Task instructions: Extract every line that includes the string "автономным".
· · ·
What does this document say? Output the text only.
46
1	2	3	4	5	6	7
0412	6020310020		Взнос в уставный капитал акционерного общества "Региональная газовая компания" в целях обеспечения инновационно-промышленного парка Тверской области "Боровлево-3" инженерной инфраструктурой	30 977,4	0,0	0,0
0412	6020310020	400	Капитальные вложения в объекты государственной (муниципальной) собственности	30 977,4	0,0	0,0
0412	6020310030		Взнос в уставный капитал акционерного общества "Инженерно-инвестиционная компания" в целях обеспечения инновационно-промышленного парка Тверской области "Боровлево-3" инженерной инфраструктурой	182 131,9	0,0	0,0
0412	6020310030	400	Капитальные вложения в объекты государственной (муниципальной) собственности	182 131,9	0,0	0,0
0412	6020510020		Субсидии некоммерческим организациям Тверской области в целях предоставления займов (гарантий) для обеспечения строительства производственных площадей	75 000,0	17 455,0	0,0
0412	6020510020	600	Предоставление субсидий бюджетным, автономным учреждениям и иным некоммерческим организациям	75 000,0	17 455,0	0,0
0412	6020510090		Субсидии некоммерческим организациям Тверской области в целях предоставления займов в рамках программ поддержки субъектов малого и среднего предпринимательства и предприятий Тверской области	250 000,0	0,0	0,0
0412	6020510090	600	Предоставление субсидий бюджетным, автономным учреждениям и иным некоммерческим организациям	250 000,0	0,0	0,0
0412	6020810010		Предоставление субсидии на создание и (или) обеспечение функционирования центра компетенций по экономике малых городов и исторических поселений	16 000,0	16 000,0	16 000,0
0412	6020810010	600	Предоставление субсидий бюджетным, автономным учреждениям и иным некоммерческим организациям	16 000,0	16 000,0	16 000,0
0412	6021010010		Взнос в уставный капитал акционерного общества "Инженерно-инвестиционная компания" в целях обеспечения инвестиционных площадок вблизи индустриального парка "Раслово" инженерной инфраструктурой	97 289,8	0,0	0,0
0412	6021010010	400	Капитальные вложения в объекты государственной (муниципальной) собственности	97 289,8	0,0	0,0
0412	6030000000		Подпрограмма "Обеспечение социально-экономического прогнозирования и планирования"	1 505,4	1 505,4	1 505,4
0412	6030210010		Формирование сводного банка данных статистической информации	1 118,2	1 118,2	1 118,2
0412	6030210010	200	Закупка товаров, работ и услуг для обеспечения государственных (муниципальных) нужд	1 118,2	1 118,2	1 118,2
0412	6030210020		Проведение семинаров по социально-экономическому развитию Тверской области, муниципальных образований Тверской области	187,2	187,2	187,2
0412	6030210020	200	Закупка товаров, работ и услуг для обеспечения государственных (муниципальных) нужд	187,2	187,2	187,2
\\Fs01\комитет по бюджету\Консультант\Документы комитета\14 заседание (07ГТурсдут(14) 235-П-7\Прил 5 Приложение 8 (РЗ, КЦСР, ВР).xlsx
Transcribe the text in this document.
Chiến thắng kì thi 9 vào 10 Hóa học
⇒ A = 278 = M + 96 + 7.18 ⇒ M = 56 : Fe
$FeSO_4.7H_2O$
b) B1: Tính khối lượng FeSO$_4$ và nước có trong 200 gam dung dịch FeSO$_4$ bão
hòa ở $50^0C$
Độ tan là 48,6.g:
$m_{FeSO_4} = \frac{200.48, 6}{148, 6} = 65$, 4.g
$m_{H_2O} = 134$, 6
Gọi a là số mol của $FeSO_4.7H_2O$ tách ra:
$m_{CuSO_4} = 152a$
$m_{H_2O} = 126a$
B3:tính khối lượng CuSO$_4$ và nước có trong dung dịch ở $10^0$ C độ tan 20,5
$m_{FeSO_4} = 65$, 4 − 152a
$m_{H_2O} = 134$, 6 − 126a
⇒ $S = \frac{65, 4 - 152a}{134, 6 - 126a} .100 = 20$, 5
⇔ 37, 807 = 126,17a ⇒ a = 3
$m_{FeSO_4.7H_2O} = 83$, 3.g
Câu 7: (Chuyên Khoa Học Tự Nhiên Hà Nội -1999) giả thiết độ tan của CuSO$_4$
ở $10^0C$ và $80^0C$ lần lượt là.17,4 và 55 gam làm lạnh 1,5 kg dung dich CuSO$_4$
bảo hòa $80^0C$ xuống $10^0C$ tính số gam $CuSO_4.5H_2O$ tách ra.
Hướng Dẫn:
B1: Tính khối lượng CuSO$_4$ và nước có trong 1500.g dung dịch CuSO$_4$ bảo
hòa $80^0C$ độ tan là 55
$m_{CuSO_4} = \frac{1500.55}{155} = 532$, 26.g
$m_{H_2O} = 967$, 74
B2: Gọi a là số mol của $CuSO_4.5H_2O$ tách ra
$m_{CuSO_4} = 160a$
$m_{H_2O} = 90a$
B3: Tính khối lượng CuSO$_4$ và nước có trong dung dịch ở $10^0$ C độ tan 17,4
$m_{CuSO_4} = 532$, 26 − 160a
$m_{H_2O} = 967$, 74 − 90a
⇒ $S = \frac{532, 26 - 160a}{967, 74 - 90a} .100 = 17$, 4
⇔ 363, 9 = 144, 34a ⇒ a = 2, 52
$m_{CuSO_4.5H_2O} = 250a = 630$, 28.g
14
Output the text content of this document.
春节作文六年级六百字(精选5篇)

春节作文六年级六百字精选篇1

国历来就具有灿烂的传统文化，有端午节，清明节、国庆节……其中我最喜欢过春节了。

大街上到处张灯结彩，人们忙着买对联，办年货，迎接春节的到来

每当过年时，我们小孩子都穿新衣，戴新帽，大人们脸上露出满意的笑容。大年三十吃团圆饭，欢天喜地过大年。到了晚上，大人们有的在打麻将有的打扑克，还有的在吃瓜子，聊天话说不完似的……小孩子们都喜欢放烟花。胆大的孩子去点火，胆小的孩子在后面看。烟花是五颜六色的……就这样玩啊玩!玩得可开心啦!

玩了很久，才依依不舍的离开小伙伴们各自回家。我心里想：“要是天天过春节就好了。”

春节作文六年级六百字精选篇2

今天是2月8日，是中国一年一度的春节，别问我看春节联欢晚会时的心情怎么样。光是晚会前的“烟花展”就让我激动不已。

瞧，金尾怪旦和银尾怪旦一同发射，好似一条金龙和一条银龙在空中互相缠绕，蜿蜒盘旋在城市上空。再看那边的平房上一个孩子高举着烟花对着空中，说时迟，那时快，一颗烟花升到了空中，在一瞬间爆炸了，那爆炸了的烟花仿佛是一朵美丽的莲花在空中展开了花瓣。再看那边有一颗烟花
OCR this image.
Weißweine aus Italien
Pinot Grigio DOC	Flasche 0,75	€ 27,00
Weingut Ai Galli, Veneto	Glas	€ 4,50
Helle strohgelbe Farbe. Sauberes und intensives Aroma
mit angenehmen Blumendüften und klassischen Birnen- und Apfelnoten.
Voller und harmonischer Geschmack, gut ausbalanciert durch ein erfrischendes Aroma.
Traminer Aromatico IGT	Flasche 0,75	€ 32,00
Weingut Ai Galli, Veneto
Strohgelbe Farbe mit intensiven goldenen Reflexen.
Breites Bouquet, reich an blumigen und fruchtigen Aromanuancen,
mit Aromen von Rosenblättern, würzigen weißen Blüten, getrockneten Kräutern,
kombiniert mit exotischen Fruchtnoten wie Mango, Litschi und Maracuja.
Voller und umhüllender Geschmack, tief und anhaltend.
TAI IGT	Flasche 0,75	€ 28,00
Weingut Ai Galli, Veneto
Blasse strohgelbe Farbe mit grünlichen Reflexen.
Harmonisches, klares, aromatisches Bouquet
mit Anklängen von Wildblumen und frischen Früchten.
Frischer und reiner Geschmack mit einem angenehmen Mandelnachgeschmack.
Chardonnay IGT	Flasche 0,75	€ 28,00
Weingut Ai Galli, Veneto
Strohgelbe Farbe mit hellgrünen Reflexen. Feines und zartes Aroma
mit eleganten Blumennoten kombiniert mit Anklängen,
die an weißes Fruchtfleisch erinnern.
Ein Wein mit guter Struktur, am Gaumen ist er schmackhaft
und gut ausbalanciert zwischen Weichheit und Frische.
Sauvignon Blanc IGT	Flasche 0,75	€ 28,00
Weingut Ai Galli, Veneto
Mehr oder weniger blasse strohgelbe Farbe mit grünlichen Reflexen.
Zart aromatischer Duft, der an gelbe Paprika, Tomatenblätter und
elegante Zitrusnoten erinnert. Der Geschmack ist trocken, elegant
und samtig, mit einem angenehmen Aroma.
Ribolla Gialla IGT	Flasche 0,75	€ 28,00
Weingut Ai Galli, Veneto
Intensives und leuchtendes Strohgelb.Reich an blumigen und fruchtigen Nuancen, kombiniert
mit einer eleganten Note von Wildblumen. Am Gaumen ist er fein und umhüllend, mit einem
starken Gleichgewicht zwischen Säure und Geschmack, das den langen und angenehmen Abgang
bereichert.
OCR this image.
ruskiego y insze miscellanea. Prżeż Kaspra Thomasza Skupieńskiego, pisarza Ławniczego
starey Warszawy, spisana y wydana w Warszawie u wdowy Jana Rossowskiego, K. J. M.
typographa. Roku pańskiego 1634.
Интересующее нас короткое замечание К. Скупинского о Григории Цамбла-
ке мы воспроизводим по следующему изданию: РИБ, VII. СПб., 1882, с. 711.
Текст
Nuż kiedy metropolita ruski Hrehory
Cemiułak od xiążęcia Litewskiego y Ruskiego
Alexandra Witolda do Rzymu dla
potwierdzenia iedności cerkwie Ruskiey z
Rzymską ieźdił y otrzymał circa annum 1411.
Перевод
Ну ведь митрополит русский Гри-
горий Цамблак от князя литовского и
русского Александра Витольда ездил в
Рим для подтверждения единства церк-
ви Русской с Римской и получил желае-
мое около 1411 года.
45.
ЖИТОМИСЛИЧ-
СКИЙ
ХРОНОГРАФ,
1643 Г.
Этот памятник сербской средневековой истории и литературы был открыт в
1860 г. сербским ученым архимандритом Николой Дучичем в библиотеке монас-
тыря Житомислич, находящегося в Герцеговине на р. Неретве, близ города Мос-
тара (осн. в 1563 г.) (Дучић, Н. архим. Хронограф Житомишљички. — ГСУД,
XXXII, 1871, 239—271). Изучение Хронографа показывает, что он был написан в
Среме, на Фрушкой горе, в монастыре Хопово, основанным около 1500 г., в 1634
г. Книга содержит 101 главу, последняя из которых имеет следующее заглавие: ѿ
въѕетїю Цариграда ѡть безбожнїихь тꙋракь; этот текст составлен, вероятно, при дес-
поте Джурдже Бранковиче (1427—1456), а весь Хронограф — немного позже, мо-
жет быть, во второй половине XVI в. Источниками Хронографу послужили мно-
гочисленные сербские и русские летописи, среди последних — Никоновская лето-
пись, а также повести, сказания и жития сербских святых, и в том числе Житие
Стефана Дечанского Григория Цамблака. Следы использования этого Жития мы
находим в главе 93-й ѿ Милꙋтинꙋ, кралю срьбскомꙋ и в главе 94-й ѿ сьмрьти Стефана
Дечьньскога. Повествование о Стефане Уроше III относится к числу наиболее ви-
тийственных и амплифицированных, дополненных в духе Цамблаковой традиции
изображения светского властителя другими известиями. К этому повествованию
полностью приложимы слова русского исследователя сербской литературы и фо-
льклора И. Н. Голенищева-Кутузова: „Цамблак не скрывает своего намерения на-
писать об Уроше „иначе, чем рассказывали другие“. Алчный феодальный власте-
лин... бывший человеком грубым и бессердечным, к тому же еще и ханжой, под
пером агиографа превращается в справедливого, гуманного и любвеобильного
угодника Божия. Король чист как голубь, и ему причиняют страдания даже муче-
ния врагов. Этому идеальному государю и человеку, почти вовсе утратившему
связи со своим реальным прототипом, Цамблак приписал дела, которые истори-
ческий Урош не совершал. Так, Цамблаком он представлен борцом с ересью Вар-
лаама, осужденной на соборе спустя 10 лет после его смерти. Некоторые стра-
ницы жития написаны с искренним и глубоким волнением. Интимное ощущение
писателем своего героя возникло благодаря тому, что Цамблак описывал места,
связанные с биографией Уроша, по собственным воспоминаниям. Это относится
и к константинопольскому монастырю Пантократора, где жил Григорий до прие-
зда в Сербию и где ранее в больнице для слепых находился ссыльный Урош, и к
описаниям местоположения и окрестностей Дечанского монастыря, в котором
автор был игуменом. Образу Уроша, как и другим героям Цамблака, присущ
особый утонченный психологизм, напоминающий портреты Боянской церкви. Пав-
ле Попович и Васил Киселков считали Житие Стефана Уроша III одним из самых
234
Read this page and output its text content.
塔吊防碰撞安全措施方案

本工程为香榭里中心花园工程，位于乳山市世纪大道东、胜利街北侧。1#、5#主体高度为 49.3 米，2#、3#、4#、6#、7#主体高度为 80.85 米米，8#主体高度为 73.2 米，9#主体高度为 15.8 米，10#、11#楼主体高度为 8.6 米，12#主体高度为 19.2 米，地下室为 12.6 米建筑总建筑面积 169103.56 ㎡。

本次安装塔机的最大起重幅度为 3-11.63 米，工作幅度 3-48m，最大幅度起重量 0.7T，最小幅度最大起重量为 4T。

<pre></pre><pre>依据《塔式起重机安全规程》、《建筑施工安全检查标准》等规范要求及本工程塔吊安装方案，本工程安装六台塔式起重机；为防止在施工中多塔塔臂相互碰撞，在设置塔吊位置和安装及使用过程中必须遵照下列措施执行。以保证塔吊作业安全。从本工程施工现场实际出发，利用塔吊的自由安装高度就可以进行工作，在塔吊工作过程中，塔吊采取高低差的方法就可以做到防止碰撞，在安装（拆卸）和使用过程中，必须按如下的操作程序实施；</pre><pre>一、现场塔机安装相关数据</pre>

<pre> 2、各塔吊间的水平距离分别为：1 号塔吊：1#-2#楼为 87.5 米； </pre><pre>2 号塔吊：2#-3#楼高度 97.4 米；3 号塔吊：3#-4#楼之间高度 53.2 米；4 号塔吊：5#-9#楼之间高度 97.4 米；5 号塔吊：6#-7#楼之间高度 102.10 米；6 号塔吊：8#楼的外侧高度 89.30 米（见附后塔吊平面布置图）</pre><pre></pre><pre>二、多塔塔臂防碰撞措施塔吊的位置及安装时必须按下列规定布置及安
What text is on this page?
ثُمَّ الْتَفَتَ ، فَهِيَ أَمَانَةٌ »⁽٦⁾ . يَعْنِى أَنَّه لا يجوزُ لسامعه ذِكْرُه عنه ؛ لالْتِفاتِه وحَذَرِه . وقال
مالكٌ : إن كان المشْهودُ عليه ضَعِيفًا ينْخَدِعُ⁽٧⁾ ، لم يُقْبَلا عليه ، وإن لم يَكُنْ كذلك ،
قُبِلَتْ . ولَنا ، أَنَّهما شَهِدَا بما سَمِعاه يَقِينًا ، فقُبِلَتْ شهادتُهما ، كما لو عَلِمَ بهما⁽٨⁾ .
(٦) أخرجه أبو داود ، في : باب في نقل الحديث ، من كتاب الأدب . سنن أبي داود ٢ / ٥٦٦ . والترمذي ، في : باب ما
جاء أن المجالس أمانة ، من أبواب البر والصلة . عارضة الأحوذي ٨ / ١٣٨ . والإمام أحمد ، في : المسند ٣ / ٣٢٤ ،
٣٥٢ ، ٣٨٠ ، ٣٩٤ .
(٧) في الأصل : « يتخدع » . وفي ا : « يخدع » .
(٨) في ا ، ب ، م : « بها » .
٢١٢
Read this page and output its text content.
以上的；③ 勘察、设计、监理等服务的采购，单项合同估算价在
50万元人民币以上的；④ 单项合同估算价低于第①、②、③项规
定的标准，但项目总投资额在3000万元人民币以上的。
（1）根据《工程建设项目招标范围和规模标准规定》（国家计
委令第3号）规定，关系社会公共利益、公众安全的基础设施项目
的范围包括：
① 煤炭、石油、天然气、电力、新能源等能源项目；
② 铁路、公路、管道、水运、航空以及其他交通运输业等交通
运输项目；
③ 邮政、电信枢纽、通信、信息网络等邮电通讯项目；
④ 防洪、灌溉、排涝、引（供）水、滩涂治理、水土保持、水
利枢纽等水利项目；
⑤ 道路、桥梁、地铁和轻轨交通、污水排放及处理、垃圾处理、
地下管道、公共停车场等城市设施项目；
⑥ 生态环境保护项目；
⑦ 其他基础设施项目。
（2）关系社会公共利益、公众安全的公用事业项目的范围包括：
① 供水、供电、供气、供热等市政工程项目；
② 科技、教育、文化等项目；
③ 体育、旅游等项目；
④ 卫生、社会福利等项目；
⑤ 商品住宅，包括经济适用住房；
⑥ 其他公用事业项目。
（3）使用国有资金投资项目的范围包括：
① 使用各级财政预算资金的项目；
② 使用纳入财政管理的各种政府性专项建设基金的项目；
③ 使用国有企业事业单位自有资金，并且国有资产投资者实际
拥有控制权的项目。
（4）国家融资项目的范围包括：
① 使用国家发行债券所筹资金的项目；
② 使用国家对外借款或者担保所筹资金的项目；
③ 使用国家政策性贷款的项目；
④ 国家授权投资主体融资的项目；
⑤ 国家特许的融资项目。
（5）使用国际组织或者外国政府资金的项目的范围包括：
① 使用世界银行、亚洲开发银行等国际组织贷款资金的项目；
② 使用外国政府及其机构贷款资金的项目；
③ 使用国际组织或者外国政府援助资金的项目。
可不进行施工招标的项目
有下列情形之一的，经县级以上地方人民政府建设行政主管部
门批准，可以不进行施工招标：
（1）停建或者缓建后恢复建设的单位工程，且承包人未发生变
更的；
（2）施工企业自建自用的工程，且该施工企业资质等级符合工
· · ·
The reply:
0412	6020510020	600	Предоставление субсидий бюджетным, автономным учреждениям и иным некоммерческим организациям	75 000,0	17 455,0	0,0
0412	6020510090	600	Предоставление субсидий бюджетным, автономным учреждениям и иным некоммерческим организациям	250 000,0	0,0	0,0
0412	6020810010	600	Предоставление субсидий бюджетным, автономным учреждениям и иным некоммерческим организациям	16 000,0	16 000,0	16 000,0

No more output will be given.